Figure dataset records:
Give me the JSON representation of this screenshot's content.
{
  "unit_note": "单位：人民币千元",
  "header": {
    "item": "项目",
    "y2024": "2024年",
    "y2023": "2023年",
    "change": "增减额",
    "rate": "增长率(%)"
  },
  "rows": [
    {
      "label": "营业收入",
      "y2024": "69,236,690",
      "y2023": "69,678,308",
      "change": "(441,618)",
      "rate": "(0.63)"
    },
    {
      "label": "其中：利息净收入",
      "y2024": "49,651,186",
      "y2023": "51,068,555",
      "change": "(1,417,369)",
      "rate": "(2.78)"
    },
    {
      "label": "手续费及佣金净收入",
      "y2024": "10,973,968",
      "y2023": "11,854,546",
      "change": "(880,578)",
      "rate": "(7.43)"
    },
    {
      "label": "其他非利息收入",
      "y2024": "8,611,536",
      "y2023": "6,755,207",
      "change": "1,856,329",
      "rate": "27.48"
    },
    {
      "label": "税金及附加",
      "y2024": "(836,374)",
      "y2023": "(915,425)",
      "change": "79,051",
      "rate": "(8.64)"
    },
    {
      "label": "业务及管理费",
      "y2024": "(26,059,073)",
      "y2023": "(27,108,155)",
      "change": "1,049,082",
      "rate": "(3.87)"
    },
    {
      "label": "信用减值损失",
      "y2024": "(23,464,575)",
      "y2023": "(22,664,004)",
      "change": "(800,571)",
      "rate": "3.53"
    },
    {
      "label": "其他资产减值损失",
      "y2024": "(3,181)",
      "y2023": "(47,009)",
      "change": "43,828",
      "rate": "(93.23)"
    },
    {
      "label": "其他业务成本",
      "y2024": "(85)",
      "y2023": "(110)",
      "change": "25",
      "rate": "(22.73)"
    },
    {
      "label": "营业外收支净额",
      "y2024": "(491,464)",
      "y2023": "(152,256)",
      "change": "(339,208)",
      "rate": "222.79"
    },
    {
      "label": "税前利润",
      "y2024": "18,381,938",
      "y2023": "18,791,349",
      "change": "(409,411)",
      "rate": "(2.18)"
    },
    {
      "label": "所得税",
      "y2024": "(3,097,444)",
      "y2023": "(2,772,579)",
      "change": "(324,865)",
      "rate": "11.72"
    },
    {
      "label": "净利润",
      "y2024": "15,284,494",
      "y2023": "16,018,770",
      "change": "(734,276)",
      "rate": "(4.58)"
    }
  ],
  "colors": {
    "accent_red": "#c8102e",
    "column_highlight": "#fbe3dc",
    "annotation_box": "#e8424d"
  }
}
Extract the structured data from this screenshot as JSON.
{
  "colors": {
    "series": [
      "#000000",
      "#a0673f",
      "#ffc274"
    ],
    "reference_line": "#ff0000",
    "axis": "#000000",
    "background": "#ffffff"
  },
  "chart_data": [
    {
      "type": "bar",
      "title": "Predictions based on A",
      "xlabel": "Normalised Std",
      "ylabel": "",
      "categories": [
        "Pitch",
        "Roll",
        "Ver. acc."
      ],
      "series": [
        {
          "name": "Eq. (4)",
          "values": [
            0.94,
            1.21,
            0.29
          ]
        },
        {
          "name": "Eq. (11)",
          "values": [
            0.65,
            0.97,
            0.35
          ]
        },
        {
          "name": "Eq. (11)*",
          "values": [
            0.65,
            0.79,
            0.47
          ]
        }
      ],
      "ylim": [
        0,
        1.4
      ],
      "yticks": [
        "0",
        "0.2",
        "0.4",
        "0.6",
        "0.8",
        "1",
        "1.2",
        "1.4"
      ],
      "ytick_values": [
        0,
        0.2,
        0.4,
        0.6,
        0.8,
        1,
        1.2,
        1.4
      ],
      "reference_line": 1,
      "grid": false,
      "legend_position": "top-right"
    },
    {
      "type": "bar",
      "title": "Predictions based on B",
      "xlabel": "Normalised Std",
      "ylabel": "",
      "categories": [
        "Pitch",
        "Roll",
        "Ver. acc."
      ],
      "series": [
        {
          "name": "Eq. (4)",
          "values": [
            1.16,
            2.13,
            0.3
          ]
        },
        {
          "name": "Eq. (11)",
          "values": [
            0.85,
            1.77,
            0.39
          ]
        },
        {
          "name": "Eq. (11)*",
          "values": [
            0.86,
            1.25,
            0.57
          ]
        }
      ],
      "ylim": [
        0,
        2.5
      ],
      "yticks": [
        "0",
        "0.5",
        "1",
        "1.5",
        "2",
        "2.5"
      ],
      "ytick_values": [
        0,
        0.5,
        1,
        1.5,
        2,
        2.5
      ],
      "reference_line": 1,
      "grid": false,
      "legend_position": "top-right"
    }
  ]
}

• The problem
Tally the lines above that contain the word "this", and reply with only the number.

• Exercise response
2